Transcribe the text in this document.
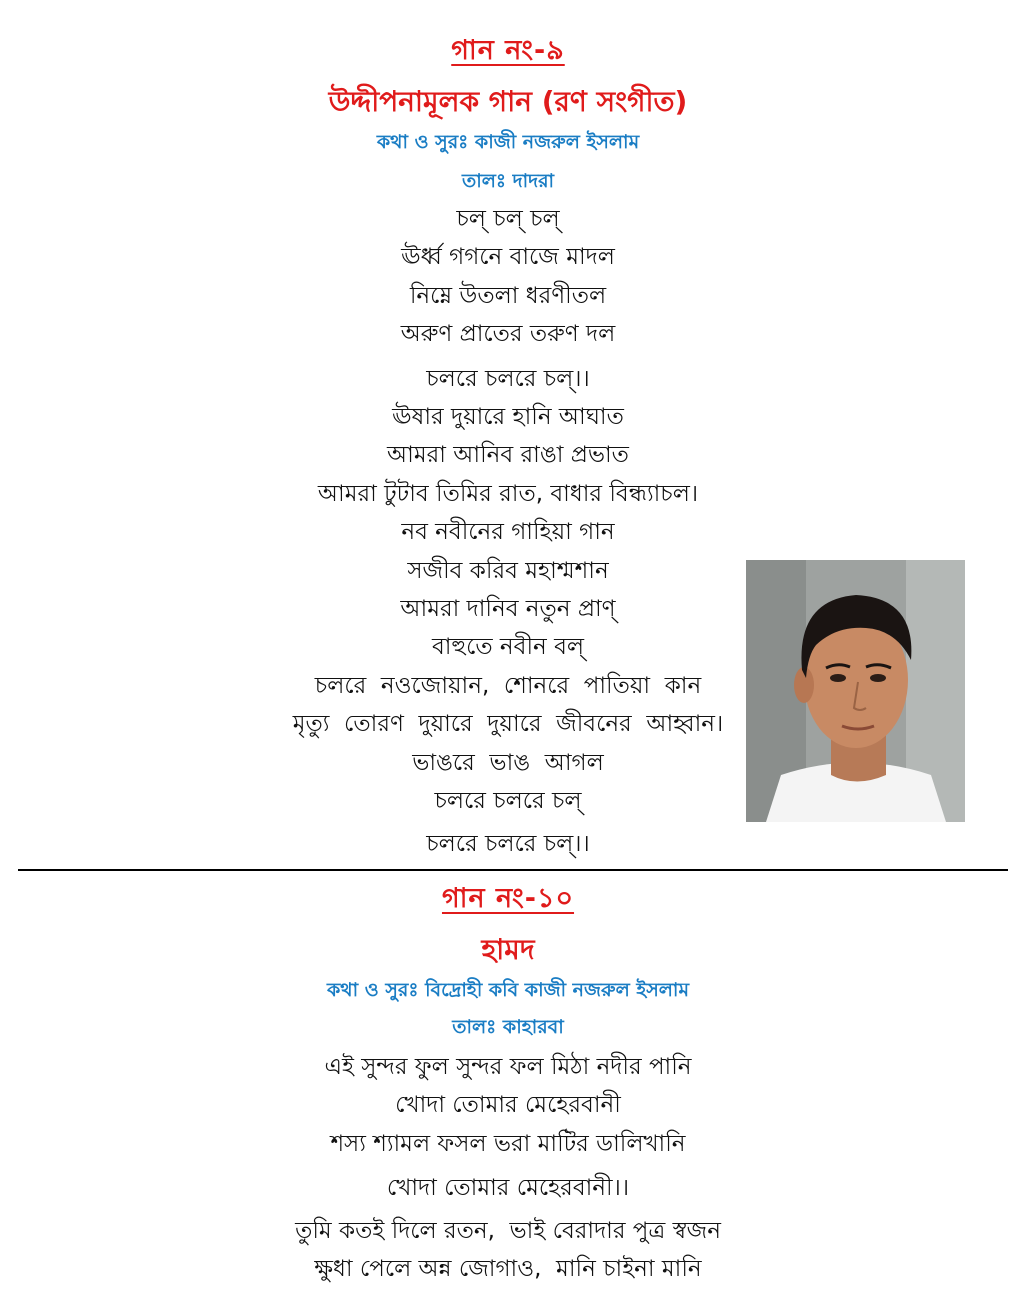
গান নং-৯
উদ্দীপনামূলক গান (রণ সংগীত)
কথা ও সুরঃ কাজী নজরুল ইসলাম
তালঃ দাদরা
চল্‌ চল্‌ চল্‌
ঊর্ধ্ব গগনে বাজে মাদল
নিম্নে উতলা ধরণীতল
অরুণ প্রাতের তরুণ দল
চলরে চলরে চল্‌।।
ঊষার দুয়ারে হানি আঘাত
আমরা আনিব রাঙা প্রভাত
আমরা টুটাব তিমির রাত, বাধার বিন্ধ্যাচল।
নব নবীনের গাহিয়া গান
সজীব করিব মহাশ্মশান
আমরা দানিব নতুন প্রাণ্‌
বাহুতে নবীন বল্‌
চলরে  নওজোয়ান,  শোনরে  পাতিয়া  কান
মৃত্যু  তোরণ  দুয়ারে  দুয়ারে  জীবনের  আহ্বান।
ভাঙরে  ভাঙ  আগল
চলরে চলরে চল্‌
চলরে চলরে চল্‌।।
গান নং-১০
হামদ
কথা ও সুরঃ বিদ্রোহী কবি কাজী নজরুল ইসলাম
তালঃ কাহারবা
এই সুন্দর ফুল সুন্দর ফল মিঠা নদীর পানি
খোদা তোমার মেহেরবানী
শস্য শ্যামল ফসল ভরা মাটির ডালিখানি
খোদা তোমার মেহেরবানী।।
তুমি কতই দিলে রতন,  ভাই বেরাদার পুত্র স্বজন
ক্ষুধা পেলে অন্ন জোগাও,  মানি চাইনা মানি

#####

All of the lines above should be printed exactly, minus the pictures.

Transcribe the text in this document.
গান নং-৯
উদ্দীপনামূলক গান (রণ সংগীত)
কথা ও সুরঃ কাজী নজরুল ইসলাম
তালঃ দাদরা
চল্‌ চল্‌ চল্‌
ঊর্ধ্ব গগনে বাজে মাদল
নিম্নে উতলা ধরণীতল
অরুণ প্রাতের তরুণ দল
চলরে চলরে চল্‌।।
ঊষার দুয়ারে হানি আঘাত
আমরা আনিব রাঙা প্রভাত
আমরা টুটাব তিমির রাত, বাধার বিন্ধ্যাচল।
নব নবীনের গাহিয়া গান
সজীব করিব মহাশ্মশান
আমরা দানিব নতুন প্রাণ্‌
বাহুতে নবীন বল্‌
চলরে  নওজোয়ান,  শোনরে  পাতিয়া  কান
মৃত্যু  তোরণ  দুয়ারে  দুয়ারে  জীবনের  আহ্বান।
ভাঙরে  ভাঙ  আগল
চলরে চলরে চল্‌
চলরে চলরে চল্‌।।
গান নং-১০
হামদ
কথা ও সুরঃ বিদ্রোহী কবি কাজী নজরুল ইসলাম
তালঃ কাহারবা
এই সুন্দর ফুল সুন্দর ফল মিঠা নদীর পানি
খোদা তোমার মেহেরবানী
শস্য শ্যামল ফসল ভরা মাটির ডালিখানি
খোদা তোমার মেহেরবানী।।
তুমি কতই দিলে রতন,  ভাই বেরাদার পুত্র স্বজন
ক্ষুধা পেলে অন্ন জোগাও,  মানি চাইনা মানি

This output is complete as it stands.